══ PROVIDED RECORDS ══

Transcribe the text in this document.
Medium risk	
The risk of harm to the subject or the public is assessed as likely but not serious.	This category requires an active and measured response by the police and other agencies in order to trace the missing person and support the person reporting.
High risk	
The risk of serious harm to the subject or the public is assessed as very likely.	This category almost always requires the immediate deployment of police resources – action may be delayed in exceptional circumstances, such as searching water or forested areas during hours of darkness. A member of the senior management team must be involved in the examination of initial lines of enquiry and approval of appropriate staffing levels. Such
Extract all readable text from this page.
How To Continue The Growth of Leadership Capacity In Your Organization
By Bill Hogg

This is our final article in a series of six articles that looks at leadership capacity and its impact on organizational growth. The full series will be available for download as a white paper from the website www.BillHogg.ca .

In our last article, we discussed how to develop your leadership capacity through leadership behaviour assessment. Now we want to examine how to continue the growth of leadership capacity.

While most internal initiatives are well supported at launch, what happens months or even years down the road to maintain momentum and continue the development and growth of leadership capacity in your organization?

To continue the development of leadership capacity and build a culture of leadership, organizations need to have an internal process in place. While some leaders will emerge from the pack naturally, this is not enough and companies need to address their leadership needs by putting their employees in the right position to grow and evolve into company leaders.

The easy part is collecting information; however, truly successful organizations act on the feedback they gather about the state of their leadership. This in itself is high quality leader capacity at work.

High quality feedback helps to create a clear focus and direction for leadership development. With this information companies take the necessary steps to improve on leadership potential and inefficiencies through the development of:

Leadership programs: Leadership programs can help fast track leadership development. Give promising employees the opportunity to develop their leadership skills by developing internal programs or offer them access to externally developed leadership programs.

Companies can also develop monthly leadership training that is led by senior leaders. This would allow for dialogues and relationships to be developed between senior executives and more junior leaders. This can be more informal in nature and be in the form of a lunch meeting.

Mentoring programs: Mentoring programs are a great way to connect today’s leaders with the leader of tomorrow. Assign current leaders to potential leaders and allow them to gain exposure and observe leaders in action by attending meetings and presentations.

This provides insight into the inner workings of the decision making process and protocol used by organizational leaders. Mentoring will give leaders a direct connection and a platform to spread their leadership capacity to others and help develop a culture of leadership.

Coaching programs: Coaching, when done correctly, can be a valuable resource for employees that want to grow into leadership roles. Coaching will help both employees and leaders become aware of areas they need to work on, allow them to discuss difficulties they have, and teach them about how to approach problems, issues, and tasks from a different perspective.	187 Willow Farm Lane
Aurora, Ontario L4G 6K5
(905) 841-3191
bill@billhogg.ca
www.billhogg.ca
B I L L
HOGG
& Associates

═══

## [TASK PROMPT]
Word for word, write out all of the data above.

## [THE RESULT]
Transcribe the text in this document.
Medium risk	
The risk of harm to the subject or the public is assessed as likely but not serious.	This category requires an active and measured response by the police and other agencies in order to trace the missing person and support the person reporting.
High risk	
The risk of serious harm to the subject or the public is assessed as very likely.	This category almost always requires the immediate deployment of police resources – action may be delayed in exceptional circumstances, such as searching water or forested areas during hours of darkness. A member of the senior management team must be involved in the examination of initial lines of enquiry and approval of appropriate staffing levels. Such
Extract all readable text from this page.
How To Continue The Growth of Leadership Capacity In Your Organization
By Bill Hogg

This is our final article in a series of six articles that looks at leadership capacity and its impact on organizational growth. The full series will be available for download as a white paper from the website www.BillHogg.ca .

In our last article, we discussed how to develop your leadership capacity through leadership behaviour assessment. Now we want to examine how to continue the growth of leadership capacity.

While most internal initiatives are well supported at launch, what happens months or even years down the road to maintain momentum and continue the development and growth of leadership capacity in your organization?

To continue the development of leadership capacity and build a culture of leadership, organizations need to have an internal process in place. While some leaders will emerge from the pack naturally, this is not enough and companies need to address their leadership needs by putting their employees in the right position to grow and evolve into company leaders.

The easy part is collecting information; however, truly successful organizations act on the feedback they gather about the state of their leadership. This in itself is high quality leader capacity at work.

High quality feedback helps to create a clear focus and direction for leadership development. With this information companies take the necessary steps to improve on leadership potential and inefficiencies through the development of:

Leadership programs: Leadership programs can help fast track leadership development. Give promising employees the opportunity to develop their leadership skills by developing internal programs or offer them access to externally developed leadership programs.

Companies can also develop monthly leadership training that is led by senior leaders. This would allow for dialogues and relationships to be developed between senior executives and more junior leaders. This can be more informal in nature and be in the form of a lunch meeting.

Mentoring programs: Mentoring programs are a great way to connect today’s leaders with the leader of tomorrow. Assign current leaders to potential leaders and allow them to gain exposure and observe leaders in action by attending meetings and presentations.

This provides insight into the inner workings of the decision making process and protocol used by organizational leaders. Mentoring will give leaders a direct connection and a platform to spread their leadership capacity to others and help develop a culture of leadership.

Coaching programs: Coaching, when done correctly, can be a valuable resource for employees that want to grow into leadership roles. Coaching will help both employees and leaders become aware of areas they need to work on, allow them to discuss difficulties they have, and teach them about how to approach problems, issues, and tasks from a different perspective.	187 Willow Farm Lane
Aurora, Ontario L4G 6K5
(905) 841-3191
bill@billhogg.ca
www.billhogg.ca
B I L L
HOGG
& Associates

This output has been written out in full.